> [Stated problem] Find each line with the word "Verification" and copy it.

⁂

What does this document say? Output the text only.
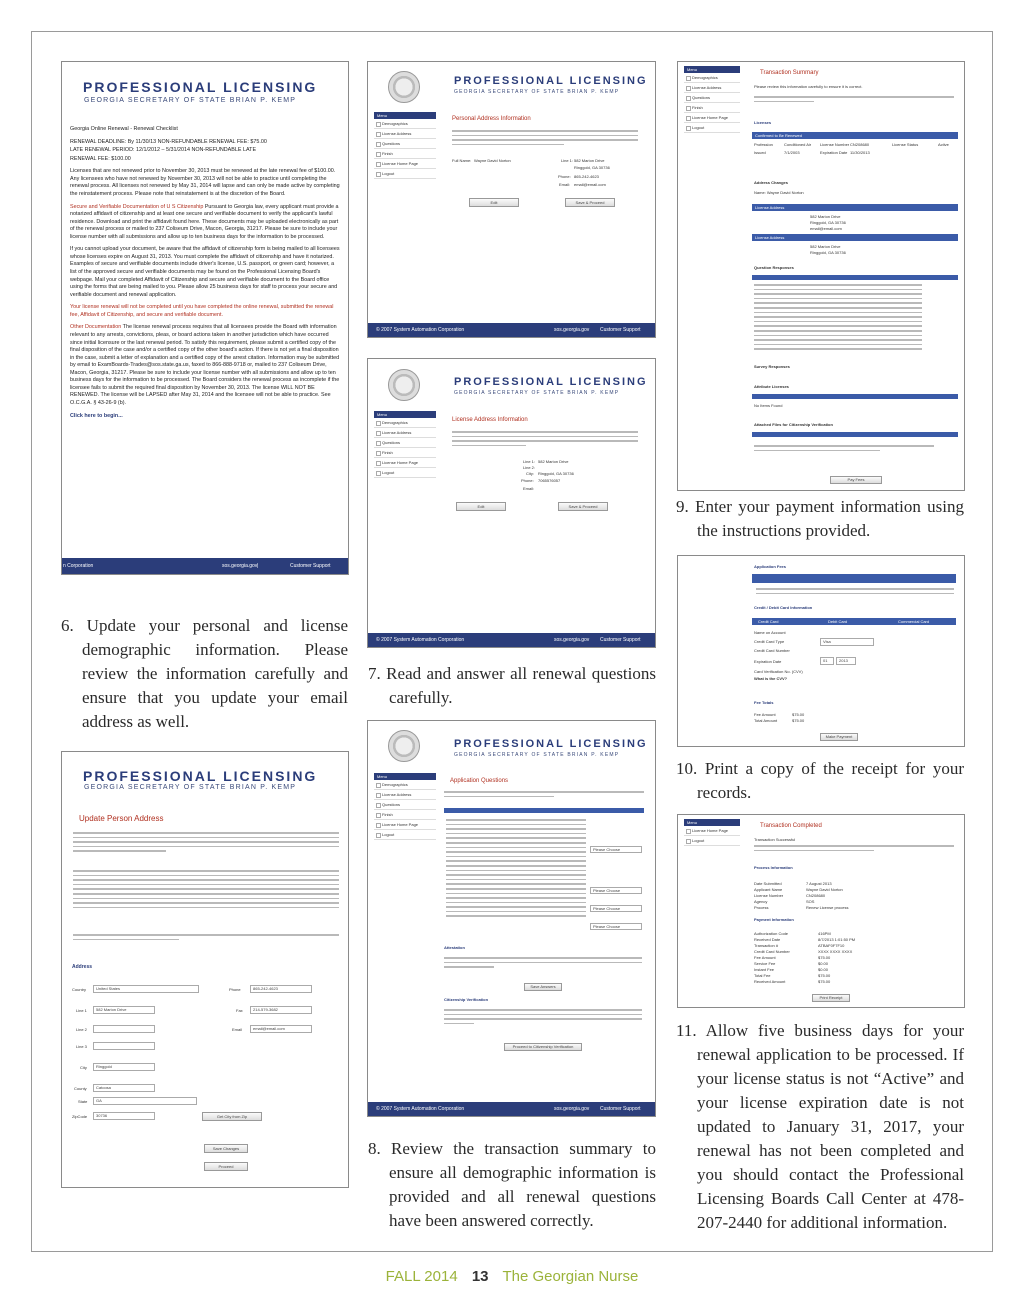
PROFESSIONAL LICENSING
GEORGIA SECRETARY OF STATE BRIAN P. KEMP

Georgia Online Renewal - Renewal Checklist

RENEWAL DEADLINE: By 11/30/13 NON-REFUNDABLE RENEWAL FEE: $75.00

LATE RENEWAL PERIOD: 12/1/2012 – 5/31/2014 NON-REFUNDABLE LATE

RENEWAL FEE: $100.00

Licenses that are not renewed prior to November 30, 2013 must be renewed at the late renewal fee of $100.00. Any licensees who have not renewed by November 30, 2013 will not be able to practice until completing the renewal process. All licenses not renewed by May 31, 2014 will lapse and can only be made active by completing the reinstatement process. Please note that reinstatement is at the discretion of the Board.

Secure and Verifiable Documentation of U S Citizenship Pursuant to Georgia law, every applicant must provide a notarized affidavit of citizenship and at least one secure and verifiable document to verify the applicant's lawful residence. Download and print the affidavit found here. These documents may be uploaded electronically as part of the renewal process or mailed to 237 Coliseum Drive, Macon, Georgia, 31217. Please be sure to include your license number with all submissions and allow up to ten business days for the information to be processed.

If you cannot upload your document, be aware that the affidavit of citizenship form is being mailed to all licensees whose licenses expire on August 31, 2013. You must complete the affidavit of citizenship and have it notarized. Examples of secure and verifiable documents include driver's license, U.S. passport, or green card; however, a list of the approved secure and verifiable documents may be found on the Professional Licensing Board's webpage. Mail your completed Affidavit of Citizenship and secure and verifiable document to the Board office using the forms that are being mailed to you. Please allow 25 business days for staff to process your secure and verifiable document and renewal application.

Your license renewal will not be completed until you have completed the online renewal, submitted the renewal fee, Affidavit of Citizenship, and secure and verifiable document.

Other Documentation The license renewal process requires that all licensees provide the Board with information relevant to any arrests, convictions, pleas, or board actions taken in another jurisdiction which have occurred since initial licensure or the last renewal period. To satisfy this requirement, please submit a certified copy of the final disposition of the case and/or a certified copy of the other board's action. If there is not yet a final disposition in the case, submit a letter of explanation and a certified copy of the arrest citation. Information may be submitted by email to ExamBoards-Trades@sos.state.ga.us, faxed to 866-888-9718 or, mailed to 237 Coliseum Drive, Macon, Georgia, 31217. Please be sure to include your license number with all submissions and allow up to ten business days for the information to be processed. The Board considers the renewal process as incomplete if the licensee fails to submit the required final disposition by November 30, 2013. The license WILL NOT BE RENEWED. The license will be LAPSED after May 31, 2014 and the licensee will not be able to practice. See O.C.G.A. § 43-26-9 (b).

Click here to begin...

n Corporation	sos.georgia.gov |	Customer Support
PROFESSIONAL LICENSING
GEORGIA SECRETARY OF STATE BRIAN P. KEMP
Menu
Demographics
License Address
Questions
Finish
License Home Page
Logout
Personal Address Information
Full Name: Wayne David Norton	Line 1: 582 Marion Drive
Ringgold, GA 30736
Phone: 865-242-4623
Email: email@email.com
Edit	Save & Proceed
© 2007 System Automation Corporation	sos.georgia.gov Customer Support
PROFESSIONAL LICENSING
GEORGIA SECRETARY OF STATE BRIAN P. KEMP
Menu
Demographics
License Address
Questions
Finish
License Home Page
Logout
License Address Information
Line 1: 582 Marion Drive
Line 2:
City: Ringgold, GA 30736
Phone: 7065576057
Email:
Edit	Save & Proceed
© 2007 System Automation Corporation	sos.georgia.gov Customer Support
Menu
Demographics
License Address
Questions
Finish
License Home Page
Logout
Transaction Summary
Please review this information carefully to ensure it is correct.
Licenses
Confirmed to Be Renewed
Profession	Conditioned Air License Number CN208680	License Status	Active
Issued	7/1/2003	Expiration Date 11/30/2013
Address Changes
Name: Wayne David Norton
License Address
582 Marion Drive
Ringgold, GA 30736
email@email.com
License Address
582 Marion Drive
Ringgold, GA 30736
Question Responses
Survey Responses
Attribute Licenses
No Items Found
Attached Files for Citizenship Verification
Pay Fees
Application Fees
Credit / Debit Card Information
Credit Card	Debit Card	Commercial Card
Name on Account
Credit Card Type	Visa
Credit Card Number
Expiration Date	01	2013
Card Verification No. (CVV)
What is the CVV?
Fee Totals
Fee Amount	$75.00
Total Amount	$75.00
Make Payment
PROFESSIONAL LICENSING
GEORGIA SECRETARY OF STATE BRIAN P. KEMP
Update Person Address
Address
Country	United States
Line 1	582 Marion Drive
Line 2
Line 3
City	Ringgold
County	Catoosa
State	GA
ZipCode	30736
Phone	865-242-4623
Fax	214-579-3682
Email	email@email.com
Get City from Zip
Save Changes
Proceed
PROFESSIONAL LICENSING
GEORGIA SECRETARY OF STATE BRIAN P. KEMP
Menu
Demographics
License Address
Questions
Finish
License Home Page
Logout
Application Questions
Please Choose
Please Choose
Please Choose
Please Choose
Attestation
Save Answers
Citizenship Verification
Proceed to Citizenship Verification
© 2007 System Automation Corporation	sos.georgia.gov Customer Support
Menu
License Home Page
Logout
Transaction Completed
Transaction Successful
Process Information
Date Submitted	7 August 2013
Applicant Name	Wayne David Norton
License Number	CN208680
Agency	SOS
Process	Renew License process
Payment Information
Authorization Code	416PM
Received Date	8/7/2013 1:01:50 PM
Transaction #	ATBAF0F7F10
Credit Card Number	XXXX XXXX XXXX
Fee Amount	$75.00
Service Fee	$0.00
Instant Fee	$0.00
Total Fee	$75.00
Received Amount	$75.00
Print Receipt
6. Update your personal and license demographic information. Please review the information carefully and ensure that you update your email address as well.
7. Read and answer all renewal questions carefully.
8. Review the transaction summary to ensure all demographic information is provided and all renewal questions have been answered correctly.
9. Enter your payment information using the instructions provided.
10. Print a copy of the receipt for your records.
11. Allow five business days for your renewal application to be processed. If your license status is not “Active” and your license expiration date is not updated to January 31, 2017, your renewal has not been completed and you should contact the Professional Licensing Boards Call Center at 478-207-2440 for additional information.
FALL 2014 13 The Georgian Nurse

⁂

> [Solved problem]
Attached Files for Citizenship Verification
Card Verification No. (CVV)
Citizenship Verification
Proceed to Citizenship Verification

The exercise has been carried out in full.